__Task goal__
Please return the full listing below without altering anything.

START Information provided

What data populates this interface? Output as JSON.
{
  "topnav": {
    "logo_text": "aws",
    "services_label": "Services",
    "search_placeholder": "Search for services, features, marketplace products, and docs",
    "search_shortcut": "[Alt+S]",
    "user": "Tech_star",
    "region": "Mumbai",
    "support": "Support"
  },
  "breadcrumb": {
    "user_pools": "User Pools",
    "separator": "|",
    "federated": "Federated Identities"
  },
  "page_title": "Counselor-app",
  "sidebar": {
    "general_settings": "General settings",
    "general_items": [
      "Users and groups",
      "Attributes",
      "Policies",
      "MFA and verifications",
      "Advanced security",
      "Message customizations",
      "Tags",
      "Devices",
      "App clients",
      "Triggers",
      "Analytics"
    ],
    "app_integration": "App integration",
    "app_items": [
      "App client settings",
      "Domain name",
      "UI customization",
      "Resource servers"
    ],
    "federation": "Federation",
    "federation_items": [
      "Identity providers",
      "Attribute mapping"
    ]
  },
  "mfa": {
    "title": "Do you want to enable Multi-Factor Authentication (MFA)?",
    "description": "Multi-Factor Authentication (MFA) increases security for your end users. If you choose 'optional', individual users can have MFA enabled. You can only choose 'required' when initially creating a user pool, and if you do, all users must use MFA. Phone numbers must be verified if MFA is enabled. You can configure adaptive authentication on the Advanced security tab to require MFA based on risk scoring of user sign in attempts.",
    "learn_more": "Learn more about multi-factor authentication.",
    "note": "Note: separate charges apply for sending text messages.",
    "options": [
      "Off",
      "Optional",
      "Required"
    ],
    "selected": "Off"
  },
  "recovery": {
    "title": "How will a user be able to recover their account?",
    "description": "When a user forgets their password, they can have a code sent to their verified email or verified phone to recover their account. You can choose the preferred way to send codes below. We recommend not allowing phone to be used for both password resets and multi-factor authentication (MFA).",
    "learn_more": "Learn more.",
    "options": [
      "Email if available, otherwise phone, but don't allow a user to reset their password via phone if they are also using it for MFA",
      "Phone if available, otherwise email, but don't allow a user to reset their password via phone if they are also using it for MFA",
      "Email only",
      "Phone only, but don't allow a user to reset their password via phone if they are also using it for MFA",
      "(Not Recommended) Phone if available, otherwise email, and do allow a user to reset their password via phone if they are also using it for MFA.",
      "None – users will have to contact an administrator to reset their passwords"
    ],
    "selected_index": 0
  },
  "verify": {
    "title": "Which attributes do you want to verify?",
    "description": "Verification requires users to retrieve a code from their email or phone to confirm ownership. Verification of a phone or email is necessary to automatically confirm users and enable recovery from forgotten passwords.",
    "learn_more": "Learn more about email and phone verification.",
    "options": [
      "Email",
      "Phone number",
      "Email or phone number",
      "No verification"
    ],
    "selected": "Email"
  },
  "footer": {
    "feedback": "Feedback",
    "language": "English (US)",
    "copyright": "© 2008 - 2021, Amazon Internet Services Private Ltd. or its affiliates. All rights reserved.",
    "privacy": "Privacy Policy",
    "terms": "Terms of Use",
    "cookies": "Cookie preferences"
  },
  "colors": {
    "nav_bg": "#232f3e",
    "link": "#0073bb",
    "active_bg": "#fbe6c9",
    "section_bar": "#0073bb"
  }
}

END Information provided

__Full solution__
What data populates this interface? Output as JSON.
{
  "topnav": {
    "logo_text": "aws",
    "services_label": "Services",
    "search_placeholder": "Search for services, features, marketplace products, and docs",
    "search_shortcut": "[Alt+S]",
    "user": "Tech_star",
    "region": "Mumbai",
    "support": "Support"
  },
  "breadcrumb": {
    "user_pools": "User Pools",
    "separator": "|",
    "federated": "Federated Identities"
  },
  "page_title": "Counselor-app",
  "sidebar": {
    "general_settings": "General settings",
    "general_items": [
      "Users and groups",
      "Attributes",
      "Policies",
      "MFA and verifications",
      "Advanced security",
      "Message customizations",
      "Tags",
      "Devices",
      "App clients",
      "Triggers",
      "Analytics"
    ],
    "app_integration": "App integration",
    "app_items": [
      "App client settings",
      "Domain name",
      "UI customization",
      "Resource servers"
    ],
    "federation": "Federation",
    "federation_items": [
      "Identity providers",
      "Attribute mapping"
    ]
  },
  "mfa": {
    "title": "Do you want to enable Multi-Factor Authentication (MFA)?",
    "description": "Multi-Factor Authentication (MFA) increases security for your end users. If you choose 'optional', individual users can have MFA enabled. You can only choose 'required' when initially creating a user pool, and if you do, all users must use MFA. Phone numbers must be verified if MFA is enabled. You can configure adaptive authentication on the Advanced security tab to require MFA based on risk scoring of user sign in attempts.",
    "learn_more": "Learn more about multi-factor authentication.",
    "note": "Note: separate charges apply for sending text messages.",
    "options": [
      "Off",
      "Optional",
      "Required"
    ],
    "selected": "Off"
  },
  "recovery": {
    "title": "How will a user be able to recover their account?",
    "description": "When a user forgets their password, they can have a code sent to their verified email or verified phone to recover their account. You can choose the preferred way to send codes below. We recommend not allowing phone to be used for both password resets and multi-factor authentication (MFA).",
    "learn_more": "Learn more.",
    "options": [
      "Email if available, otherwise phone, but don't allow a user to reset their password via phone if they are also using it for MFA",
      "Phone if available, otherwise email, but don't allow a user to reset their password via phone if they are also using it for MFA",
      "Email only",
      "Phone only, but don't allow a user to reset their password via phone if they are also using it for MFA",
      "(Not Recommended) Phone if available, otherwise email, and do allow a user to reset their password via phone if they are also using it for MFA.",
      "None – users will have to contact an administrator to reset their passwords"
    ],
    "selected_index": 0
  },
  "verify": {
    "title": "Which attributes do you want to verify?",
    "description": "Verification requires users to retrieve a code from their email or phone to confirm ownership. Verification of a phone or email is necessary to automatically confirm users and enable recovery from forgotten passwords.",
    "learn_more": "Learn more about email and phone verification.",
    "options": [
      "Email",
      "Phone number",
      "Email or phone number",
      "No verification"
    ],
    "selected": "Email"
  },
  "footer": {
    "feedback": "Feedback",
    "language": "English (US)",
    "copyright": "© 2008 - 2021, Amazon Internet Services Private Ltd. or its affiliates. All rights reserved.",
    "privacy": "Privacy Policy",
    "terms": "Terms of Use",
    "cookies": "Cookie preferences"
  },
  "colors": {
    "nav_bg": "#232f3e",
    "link": "#0073bb",
    "active_bg": "#fbe6c9",
    "section_bar": "#0073bb"
  }
}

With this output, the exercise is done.